-- DESCRIPTION OF THE TASK --
Pictures don't belong in the copy; print all the records exactly.

-- DATA LINES --
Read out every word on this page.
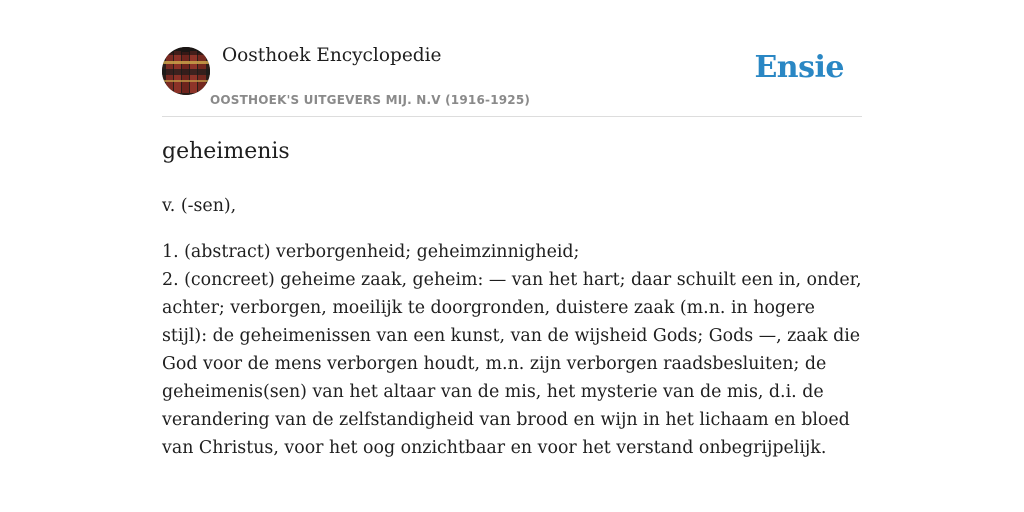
Oosthoek Encyclopedie
OOSTHOEK'S UITGEVERS MIJ. N.V (1916-1925)
Ensie
geheimenis

v. (-sen),

1. (abstract) verborgenheid; geheimzinnigheid;

2. (concreet) geheime zaak, geheim: — van het hart; daar schuilt een in, onder, achter; verborgen, moeilijk te doorgronden, duistere zaak (m.n. in hogere stijl): de geheimenissen van een kunst, van de wijsheid Gods; Gods —, zaak die God voor de mens verborgen houdt, m.n. zijn verborgen raadsbesluiten; de geheimenis(sen) van het altaar van de mis, het mysterie van de mis, d.i. de verandering van de zelfstandigheid van brood en wijn in het lichaam en bloed van Christus, voor het oog onzichtbaar en voor het verstand onbegrijpelijk.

-- FINISHED ANSWER --
Read out every word on this page.
Oosthoek Encyclopedie
OOSTHOEK'S UITGEVERS MIJ. N.V (1916-1925)
Ensie
geheimenis

v. (-sen),

1. (abstract) verborgenheid; geheimzinnigheid;

2. (concreet) geheime zaak, geheim: — van het hart; daar schuilt een in, onder, achter; verborgen, moeilijk te doorgronden, duistere zaak (m.n. in hogere stijl): de geheimenissen van een kunst, van de wijsheid Gods; Gods —, zaak die God voor de mens verborgen houdt, m.n. zijn verborgen raadsbesluiten; de geheimenis(sen) van het altaar van de mis, het mysterie van de mis, d.i. de verandering van de zelfstandigheid van brood en wijn in het lichaam en bloed van Christus, voor het oog onzichtbaar en voor het verstand onbegrijpelijk.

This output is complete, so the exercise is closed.